Page text >>
Beauty + Logic: A New Way to Learn Non-Verbal Storytelling
by Alex Moulton, Chief Creative Officer
I am on a constant quest to understand what makes great stories work on screen. Before the Internet, a lot of us young filmmakers in New York City bought bootleg screenplays from the guys selling them on the street in SoHo, hoping to supplement what we learned in film school. After the Internet, a little digging can bring big rewards; but most official scripts are still hard to come by. As obsessive as it sounds, I often watch scenes on repeat and map them with Contour (my favorite plotting software) because I love to analyze story structure.
But while reading scripts and mapping stories continue to teach me a lot about what works on-screen, I’ve always wished there was a better way to learn about non-verbal storytelling. So much emotion plays out in between lines of dialogue, and it’s rarely reflected in a script.
Now there’s a new tool for learning the unspoken side of the craft. Everyone has access to it, but most don’t even realize it’s there: audio descriptions on Netflix. I’m convinced it’s the best way to learn non-verbal storytelling.

Directions for this task >> Reproduce word for word the stretch of the essay on non-verbal storytelling that starts with the words containing "Beauty + Logic: A" and ends with "analyze story structure.".

Data entries >>
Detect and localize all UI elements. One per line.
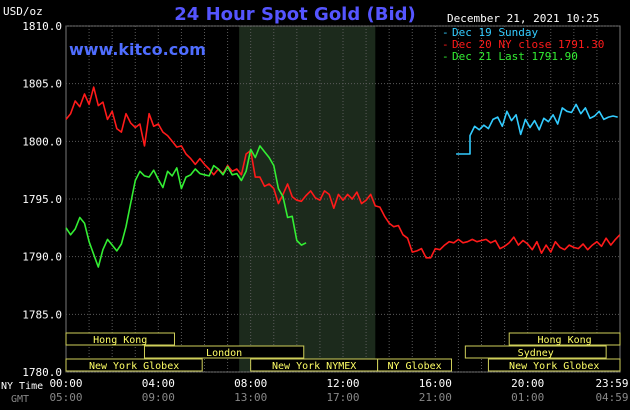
series-line-2: [65, 145, 307, 268]
legend-marker: -: [442, 50, 449, 63]
market-session-label: New York NYMEX: [272, 361, 356, 372]
x-tick-label-ny: 16:00: [419, 377, 452, 390]
x-tick-label-gmt: 05:00: [49, 391, 82, 404]
market-session-bar: [65, 358, 203, 372]
x-tick-label-gmt: 17:00: [326, 391, 359, 404]
y-tick-label: 1790.0: [22, 251, 62, 264]
y-tick-label: 1795.0: [22, 193, 62, 206]
x-tick-label-ny: 08:00: [234, 377, 267, 390]
market-session-label: New York Globex: [509, 361, 599, 372]
market-session-label: Hong Kong: [538, 335, 592, 346]
market-session-label: New York Globex: [89, 361, 179, 372]
legend-entry: Dec 20 NY close 1791.30: [452, 38, 604, 51]
series-line-0: [456, 103, 618, 155]
y-tick-label: 1810.0: [22, 20, 62, 33]
market-session-bar: [464, 345, 607, 359]
y-tick-label: 1780.0: [22, 366, 62, 379]
y-tick-label: 1805.0: [22, 78, 62, 91]
legend-marker: -: [442, 38, 449, 51]
x-tick-label-gmt: 04:59: [595, 391, 628, 404]
market-session-label: London: [206, 348, 242, 359]
legend-marker: -: [442, 26, 449, 39]
market-session-bar: [377, 358, 452, 372]
x-tick-label-ny: 12:00: [326, 377, 359, 390]
source-watermark: www.kitco.com: [69, 40, 206, 59]
x-tick-label-gmt: 21:00: [419, 391, 452, 404]
series-line-1: [65, 86, 621, 259]
chart-title: 24 Hour Spot Gold (Bid): [174, 4, 415, 25]
market-session-bar: [143, 345, 305, 359]
x-tick-label-ny: 20:00: [511, 377, 544, 390]
market-session-label: Hong Kong: [93, 335, 147, 346]
market-session-label: NY Globex: [387, 361, 441, 372]
market-session-bar: [508, 332, 621, 346]
market-session-bar: [65, 332, 175, 346]
timestamp: December 21, 2021 10:25: [447, 12, 599, 25]
market-session-bar: [487, 358, 621, 372]
y-tick-label: 1800.0: [22, 135, 62, 148]
y-unit-label: USD/oz: [3, 5, 43, 18]
x-tick-label-gmt: 01:00: [511, 391, 544, 404]
x-tick-label-ny: 00:00: [49, 377, 82, 390]
x-tick-label-ny: 04:00: [142, 377, 175, 390]
x-row-label-gmt: GMT: [11, 394, 29, 405]
y-tick-label: 1785.0: [22, 308, 62, 321]
x-tick-label-ny: 23:59: [595, 377, 628, 390]
x-tick-label-gmt: 13:00: [234, 391, 267, 404]
legend-entry: Dec 19 Sunday: [452, 26, 538, 39]
market-session-label: Sydney: [518, 348, 554, 359]
x-row-label-ny: NY Time: [1, 381, 43, 392]
legend-entry: Dec 21 Last 1791.90: [452, 50, 578, 63]
x-tick-label-gmt: 09:00: [142, 391, 175, 404]
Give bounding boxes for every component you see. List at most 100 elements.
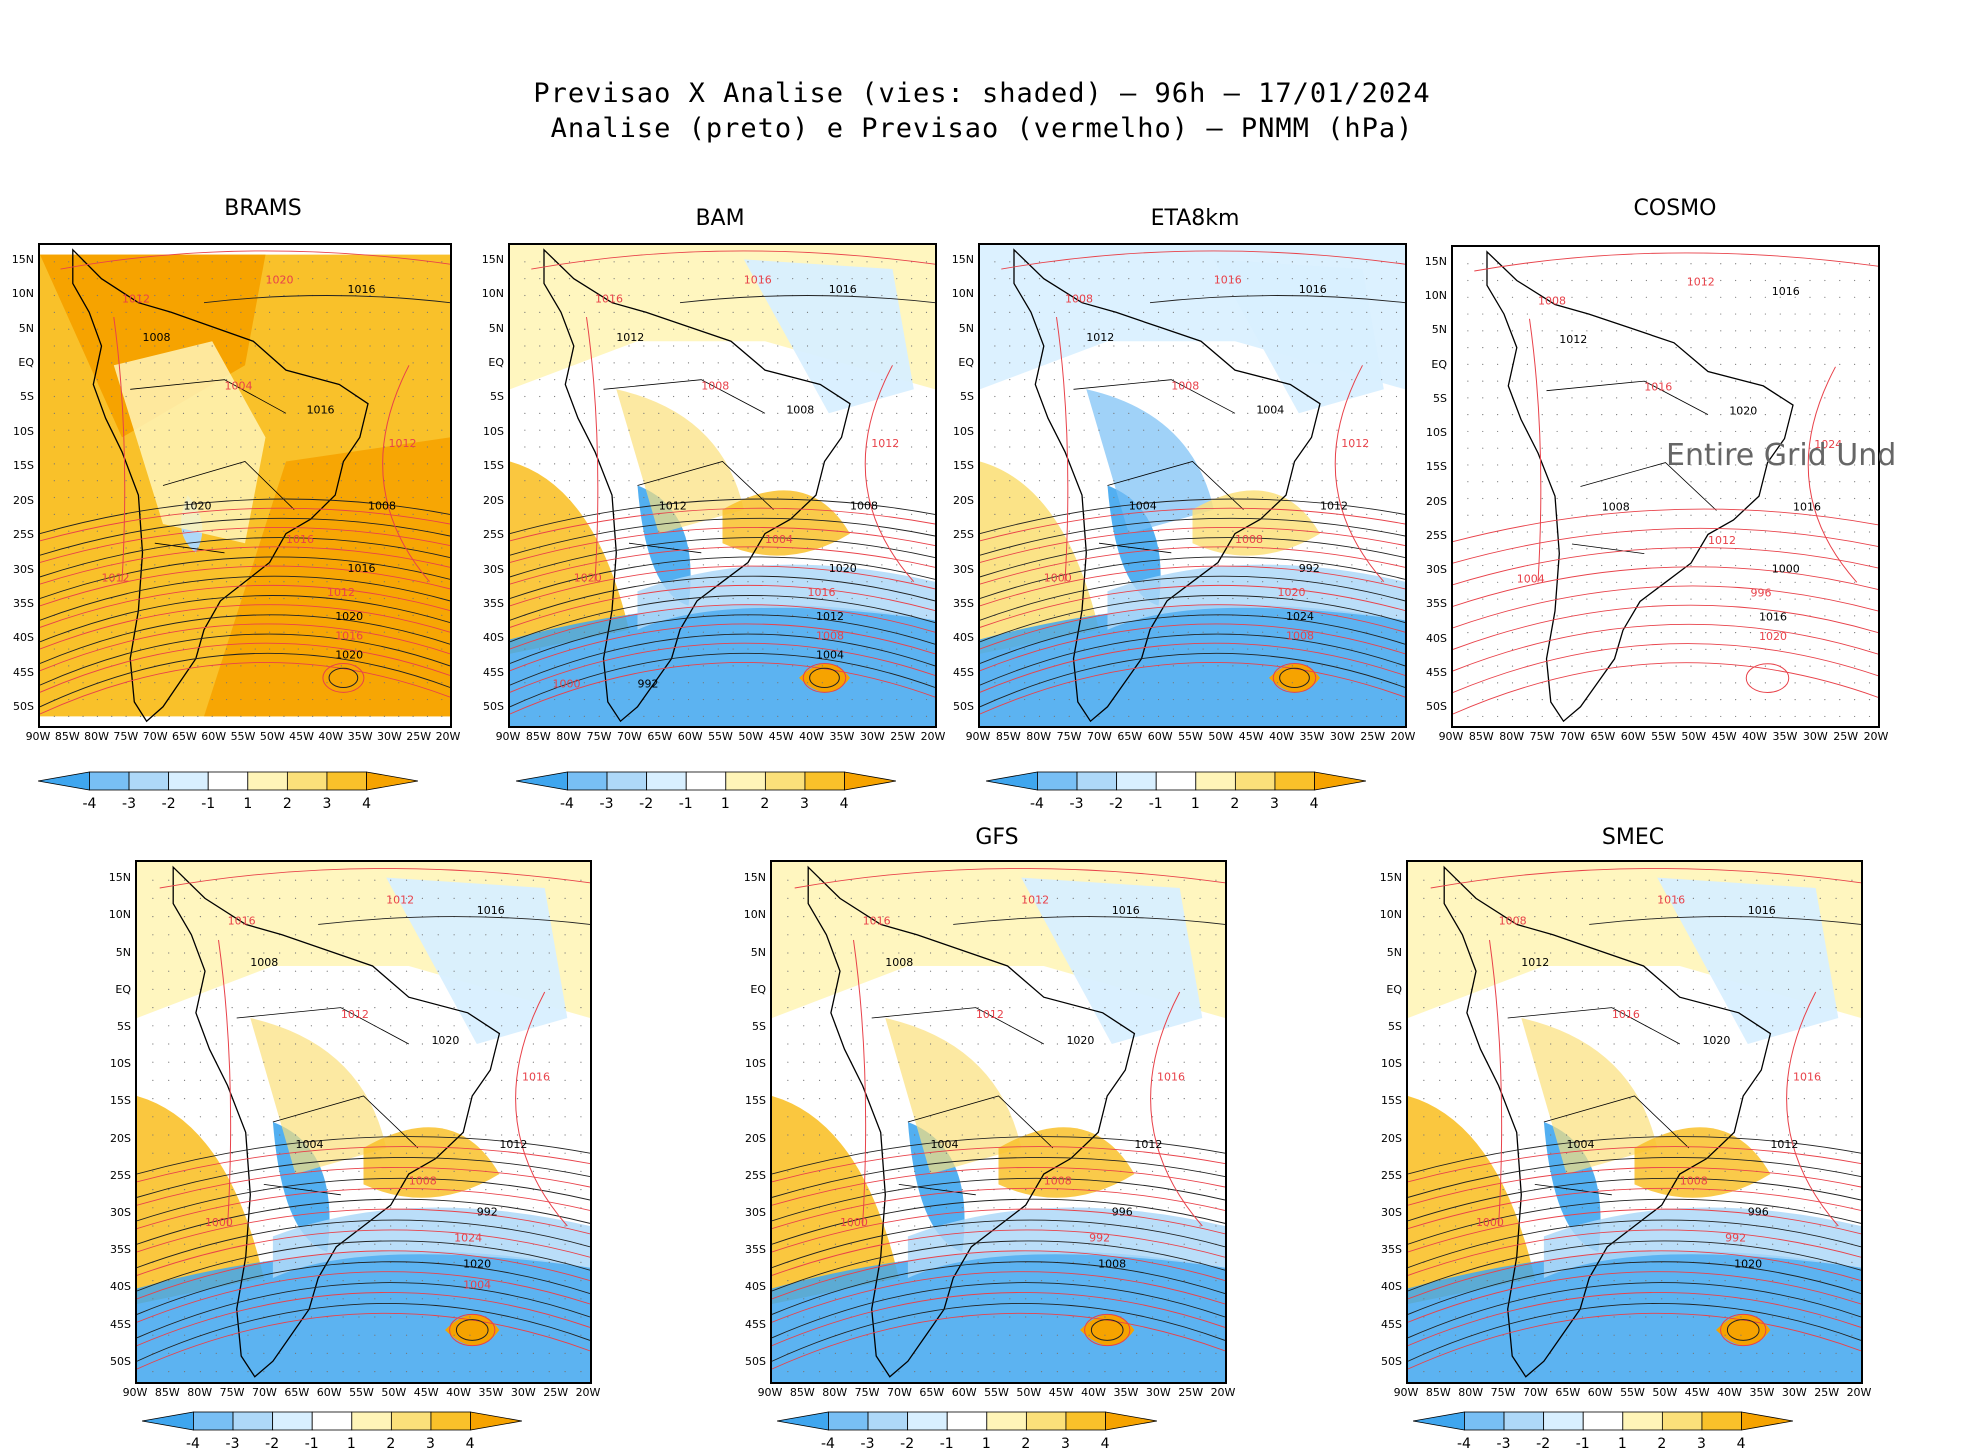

Task result >>
Beauty + Logic: A New Way to Learn Non-Verbal Storytelling
by Alex Moulton, Chief Creative Officer
I am on a constant quest to understand what makes great stories work on screen. Before the Internet, a lot of us young filmmakers in New York City bought bootleg screenplays from the guys selling them on the street in SoHo, hoping to supplement what we learned in film school. After the Internet, a little digging can bring big rewards; but most official scripts are still hard to come by. As obsessive as it sounds, I often watch scenes on repeat and map them with Contour (my favorite plotting software) because I love to analyze story structure.